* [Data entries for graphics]
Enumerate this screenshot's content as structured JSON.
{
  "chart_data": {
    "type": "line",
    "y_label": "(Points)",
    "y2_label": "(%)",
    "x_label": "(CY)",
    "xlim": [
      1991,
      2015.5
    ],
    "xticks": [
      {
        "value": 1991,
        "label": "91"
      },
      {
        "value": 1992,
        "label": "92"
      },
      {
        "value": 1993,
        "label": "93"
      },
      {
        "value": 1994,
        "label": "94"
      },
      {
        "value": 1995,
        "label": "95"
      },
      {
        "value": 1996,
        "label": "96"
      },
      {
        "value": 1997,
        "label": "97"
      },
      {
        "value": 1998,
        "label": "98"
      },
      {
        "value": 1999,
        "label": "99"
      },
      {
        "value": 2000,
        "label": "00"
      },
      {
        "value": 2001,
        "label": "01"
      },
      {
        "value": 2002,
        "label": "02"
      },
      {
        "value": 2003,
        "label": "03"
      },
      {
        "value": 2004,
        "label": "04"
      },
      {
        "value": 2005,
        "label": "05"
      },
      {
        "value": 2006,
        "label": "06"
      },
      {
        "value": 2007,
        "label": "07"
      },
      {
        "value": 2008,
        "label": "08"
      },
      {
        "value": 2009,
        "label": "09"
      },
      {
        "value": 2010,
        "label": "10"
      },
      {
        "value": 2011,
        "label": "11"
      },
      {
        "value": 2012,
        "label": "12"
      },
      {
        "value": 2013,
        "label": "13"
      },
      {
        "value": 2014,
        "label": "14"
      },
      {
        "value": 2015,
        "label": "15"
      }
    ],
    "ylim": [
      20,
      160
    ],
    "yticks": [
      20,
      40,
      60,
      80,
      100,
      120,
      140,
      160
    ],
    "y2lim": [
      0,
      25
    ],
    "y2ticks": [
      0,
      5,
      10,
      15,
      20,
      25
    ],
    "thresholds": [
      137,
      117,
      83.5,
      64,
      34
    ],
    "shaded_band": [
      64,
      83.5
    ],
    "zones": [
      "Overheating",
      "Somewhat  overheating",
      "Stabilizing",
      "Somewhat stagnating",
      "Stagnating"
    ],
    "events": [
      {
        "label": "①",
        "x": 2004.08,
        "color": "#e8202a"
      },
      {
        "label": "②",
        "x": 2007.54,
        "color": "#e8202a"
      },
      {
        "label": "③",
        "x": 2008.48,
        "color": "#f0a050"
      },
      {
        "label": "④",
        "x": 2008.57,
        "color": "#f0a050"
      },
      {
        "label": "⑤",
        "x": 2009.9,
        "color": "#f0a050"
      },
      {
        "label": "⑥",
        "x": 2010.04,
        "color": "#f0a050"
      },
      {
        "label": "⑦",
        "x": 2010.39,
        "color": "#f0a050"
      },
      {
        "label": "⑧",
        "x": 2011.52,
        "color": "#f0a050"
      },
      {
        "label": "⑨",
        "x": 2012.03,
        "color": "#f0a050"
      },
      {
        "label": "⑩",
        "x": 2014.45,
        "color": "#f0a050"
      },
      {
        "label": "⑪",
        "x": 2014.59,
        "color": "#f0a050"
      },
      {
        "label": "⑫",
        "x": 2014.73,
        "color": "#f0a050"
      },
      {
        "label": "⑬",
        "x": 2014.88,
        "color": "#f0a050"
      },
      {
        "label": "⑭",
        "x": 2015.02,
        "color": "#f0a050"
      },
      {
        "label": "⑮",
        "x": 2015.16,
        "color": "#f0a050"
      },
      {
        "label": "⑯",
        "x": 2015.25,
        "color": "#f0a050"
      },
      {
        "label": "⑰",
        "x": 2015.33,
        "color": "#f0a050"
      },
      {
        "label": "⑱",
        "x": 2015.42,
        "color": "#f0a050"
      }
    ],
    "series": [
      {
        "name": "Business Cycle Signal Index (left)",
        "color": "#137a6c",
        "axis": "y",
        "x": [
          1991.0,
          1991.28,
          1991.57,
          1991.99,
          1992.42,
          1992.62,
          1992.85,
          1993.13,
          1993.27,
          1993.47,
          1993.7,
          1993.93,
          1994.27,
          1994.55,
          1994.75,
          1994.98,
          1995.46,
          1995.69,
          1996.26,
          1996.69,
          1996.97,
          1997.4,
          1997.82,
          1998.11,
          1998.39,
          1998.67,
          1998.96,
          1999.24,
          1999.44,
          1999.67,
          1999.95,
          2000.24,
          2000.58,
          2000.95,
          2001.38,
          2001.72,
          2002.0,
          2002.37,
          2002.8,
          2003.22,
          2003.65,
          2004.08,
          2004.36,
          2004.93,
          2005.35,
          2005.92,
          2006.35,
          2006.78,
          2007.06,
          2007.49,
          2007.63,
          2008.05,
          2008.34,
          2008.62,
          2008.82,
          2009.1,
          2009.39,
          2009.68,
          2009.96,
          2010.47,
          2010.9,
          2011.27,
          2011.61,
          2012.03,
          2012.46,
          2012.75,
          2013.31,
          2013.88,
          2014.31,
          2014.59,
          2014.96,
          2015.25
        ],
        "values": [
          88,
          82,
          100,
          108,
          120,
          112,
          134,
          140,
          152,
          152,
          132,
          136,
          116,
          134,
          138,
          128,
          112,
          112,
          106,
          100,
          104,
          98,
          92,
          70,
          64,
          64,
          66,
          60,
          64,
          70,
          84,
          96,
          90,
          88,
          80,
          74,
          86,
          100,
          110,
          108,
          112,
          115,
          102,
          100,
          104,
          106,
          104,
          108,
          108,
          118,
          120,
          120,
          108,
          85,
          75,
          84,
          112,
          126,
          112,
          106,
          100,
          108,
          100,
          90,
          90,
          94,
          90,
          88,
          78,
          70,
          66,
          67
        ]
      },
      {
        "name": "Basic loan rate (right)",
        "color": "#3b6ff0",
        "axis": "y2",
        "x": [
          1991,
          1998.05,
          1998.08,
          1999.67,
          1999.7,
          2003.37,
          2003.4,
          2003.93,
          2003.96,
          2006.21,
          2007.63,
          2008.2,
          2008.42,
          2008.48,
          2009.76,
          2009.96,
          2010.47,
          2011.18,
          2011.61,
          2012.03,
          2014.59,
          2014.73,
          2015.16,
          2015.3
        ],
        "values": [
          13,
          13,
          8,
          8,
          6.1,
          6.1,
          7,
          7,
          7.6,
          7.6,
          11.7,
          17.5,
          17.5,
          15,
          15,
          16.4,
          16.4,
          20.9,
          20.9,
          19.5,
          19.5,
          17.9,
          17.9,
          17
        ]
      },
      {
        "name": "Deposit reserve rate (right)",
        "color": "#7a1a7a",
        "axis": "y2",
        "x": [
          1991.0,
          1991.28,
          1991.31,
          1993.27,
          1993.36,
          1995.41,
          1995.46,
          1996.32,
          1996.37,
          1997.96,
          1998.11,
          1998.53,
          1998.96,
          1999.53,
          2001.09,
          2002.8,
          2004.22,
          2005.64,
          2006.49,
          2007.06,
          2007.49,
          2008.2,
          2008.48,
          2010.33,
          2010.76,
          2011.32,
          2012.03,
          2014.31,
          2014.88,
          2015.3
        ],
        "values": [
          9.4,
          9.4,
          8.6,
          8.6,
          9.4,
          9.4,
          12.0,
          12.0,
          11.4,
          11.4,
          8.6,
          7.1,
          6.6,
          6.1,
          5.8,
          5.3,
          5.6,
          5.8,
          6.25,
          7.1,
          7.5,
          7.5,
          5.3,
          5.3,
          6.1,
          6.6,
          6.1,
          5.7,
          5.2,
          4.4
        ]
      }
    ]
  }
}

* [Work instructions] Write out every line of the records exactly.

* [Reply to the exercise]
Enumerate this screenshot's content as structured JSON.
{
  "chart_data": {
    "type": "line",
    "y_label": "(Points)",
    "y2_label": "(%)",
    "x_label": "(CY)",
    "xlim": [
      1991,
      2015.5
    ],
    "xticks": [
      {
        "value": 1991,
        "label": "91"
      },
      {
        "value": 1992,
        "label": "92"
      },
      {
        "value": 1993,
        "label": "93"
      },
      {
        "value": 1994,
        "label": "94"
      },
      {
        "value": 1995,
        "label": "95"
      },
      {
        "value": 1996,
        "label": "96"
      },
      {
        "value": 1997,
        "label": "97"
      },
      {
        "value": 1998,
        "label": "98"
      },
      {
        "value": 1999,
        "label": "99"
      },
      {
        "value": 2000,
        "label": "00"
      },
      {
        "value": 2001,
        "label": "01"
      },
      {
        "value": 2002,
        "label": "02"
      },
      {
        "value": 2003,
        "label": "03"
      },
      {
        "value": 2004,
        "label": "04"
      },
      {
        "value": 2005,
        "label": "05"
      },
      {
        "value": 2006,
        "label": "06"
      },
      {
        "value": 2007,
        "label": "07"
      },
      {
        "value": 2008,
        "label": "08"
      },
      {
        "value": 2009,
        "label": "09"
      },
      {
        "value": 2010,
        "label": "10"
      },
      {
        "value": 2011,
        "label": "11"
      },
      {
        "value": 2012,
        "label": "12"
      },
      {
        "value": 2013,
        "label": "13"
      },
      {
        "value": 2014,
        "label": "14"
      },
      {
        "value": 2015,
        "label": "15"
      }
    ],
    "ylim": [
      20,
      160
    ],
    "yticks": [
      20,
      40,
      60,
      80,
      100,
      120,
      140,
      160
    ],
    "y2lim": [
      0,
      25
    ],
    "y2ticks": [
      0,
      5,
      10,
      15,
      20,
      25
    ],
    "thresholds": [
      137,
      117,
      83.5,
      64,
      34
    ],
    "shaded_band": [
      64,
      83.5
    ],
    "zones": [
      "Overheating",
      "Somewhat  overheating",
      "Stabilizing",
      "Somewhat stagnating",
      "Stagnating"
    ],
    "events": [
      {
        "label": "①",
        "x": 2004.08,
        "color": "#e8202a"
      },
      {
        "label": "②",
        "x": 2007.54,
        "color": "#e8202a"
      },
      {
        "label": "③",
        "x": 2008.48,
        "color": "#f0a050"
      },
      {
        "label": "④",
        "x": 2008.57,
        "color": "#f0a050"
      },
      {
        "label": "⑤",
        "x": 2009.9,
        "color": "#f0a050"
      },
      {
        "label": "⑥",
        "x": 2010.04,
        "color": "#f0a050"
      },
      {
        "label": "⑦",
        "x": 2010.39,
        "color": "#f0a050"
      },
      {
        "label": "⑧",
        "x": 2011.52,
        "color": "#f0a050"
      },
      {
        "label": "⑨",
        "x": 2012.03,
        "color": "#f0a050"
      },
      {
        "label": "⑩",
        "x": 2014.45,
        "color": "#f0a050"
      },
      {
        "label": "⑪",
        "x": 2014.59,
        "color": "#f0a050"
      },
      {
        "label": "⑫",
        "x": 2014.73,
        "color": "#f0a050"
      },
      {
        "label": "⑬",
        "x": 2014.88,
        "color": "#f0a050"
      },
      {
        "label": "⑭",
        "x": 2015.02,
        "color": "#f0a050"
      },
      {
        "label": "⑮",
        "x": 2015.16,
        "color": "#f0a050"
      },
      {
        "label": "⑯",
        "x": 2015.25,
        "color": "#f0a050"
      },
      {
        "label": "⑰",
        "x": 2015.33,
        "color": "#f0a050"
      },
      {
        "label": "⑱",
        "x": 2015.42,
        "color": "#f0a050"
      }
    ],
    "series": [
      {
        "name": "Business Cycle Signal Index (left)",
        "color": "#137a6c",
        "axis": "y",
        "x": [
          1991.0,
          1991.28,
          1991.57,
          1991.99,
          1992.42,
          1992.62,
          1992.85,
          1993.13,
          1993.27,
          1993.47,
          1993.7,
          1993.93,
          1994.27,
          1994.55,
          1994.75,
          1994.98,
          1995.46,
          1995.69,
          1996.26,
          1996.69,
          1996.97,
          1997.4,
          1997.82,
          1998.11,
          1998.39,
          1998.67,
          1998.96,
          1999.24,
          1999.44,
          1999.67,
          1999.95,
          2000.24,
          2000.58,
          2000.95,
          2001.38,
          2001.72,
          2002.0,
          2002.37,
          2002.8,
          2003.22,
          2003.65,
          2004.08,
          2004.36,
          2004.93,
          2005.35,
          2005.92,
          2006.35,
          2006.78,
          2007.06,
          2007.49,
          2007.63,
          2008.05,
          2008.34,
          2008.62,
          2008.82,
          2009.1,
          2009.39,
          2009.68,
          2009.96,
          2010.47,
          2010.9,
          2011.27,
          2011.61,
          2012.03,
          2012.46,
          2012.75,
          2013.31,
          2013.88,
          2014.31,
          2014.59,
          2014.96,
          2015.25
        ],
        "values": [
          88,
          82,
          100,
          108,
          120,
          112,
          134,
          140,
          152,
          152,
          132,
          136,
          116,
          134,
          138,
          128,
          112,
          112,
          106,
          100,
          104,
          98,
          92,
          70,
          64,
          64,
          66,
          60,
          64,
          70,
          84,
          96,
          90,
          88,
          80,
          74,
          86,
          100,
          110,
          108,
          112,
          115,
          102,
          100,
          104,
          106,
          104,
          108,
          108,
          118,
          120,
          120,
          108,
          85,
          75,
          84,
          112,
          126,
          112,
          106,
          100,
          108,
          100,
          90,
          90,
          94,
          90,
          88,
          78,
          70,
          66,
          67
        ]
      },
      {
        "name": "Basic loan rate (right)",
        "color": "#3b6ff0",
        "axis": "y2",
        "x": [
          1991,
          1998.05,
          1998.08,
          1999.67,
          1999.7,
          2003.37,
          2003.4,
          2003.93,
          2003.96,
          2006.21,
          2007.63,
          2008.2,
          2008.42,
          2008.48,
          2009.76,
          2009.96,
          2010.47,
          2011.18,
          2011.61,
          2012.03,
          2014.59,
          2014.73,
          2015.16,
          2015.3
        ],
        "values": [
          13,
          13,
          8,
          8,
          6.1,
          6.1,
          7,
          7,
          7.6,
          7.6,
          11.7,
          17.5,
          17.5,
          15,
          15,
          16.4,
          16.4,
          20.9,
          20.9,
          19.5,
          19.5,
          17.9,
          17.9,
          17
        ]
      },
      {
        "name": "Deposit reserve rate (right)",
        "color": "#7a1a7a",
        "axis": "y2",
        "x": [
          1991.0,
          1991.28,
          1991.31,
          1993.27,
          1993.36,
          1995.41,
          1995.46,
          1996.32,
          1996.37,
          1997.96,
          1998.11,
          1998.53,
          1998.96,
          1999.53,
          2001.09,
          2002.8,
          2004.22,
          2005.64,
          2006.49,
          2007.06,
          2007.49,
          2008.2,
          2008.48,
          2010.33,
          2010.76,
          2011.32,
          2012.03,
          2014.31,
          2014.88,
          2015.3
        ],
        "values": [
          9.4,
          9.4,
          8.6,
          8.6,
          9.4,
          9.4,
          12.0,
          12.0,
          11.4,
          11.4,
          8.6,
          7.1,
          6.6,
          6.1,
          5.8,
          5.3,
          5.6,
          5.8,
          6.25,
          7.1,
          7.5,
          7.5,
          5.3,
          5.3,
          6.1,
          6.6,
          6.1,
          5.7,
          5.2,
          4.4
        ]
      }
    ]
  }
}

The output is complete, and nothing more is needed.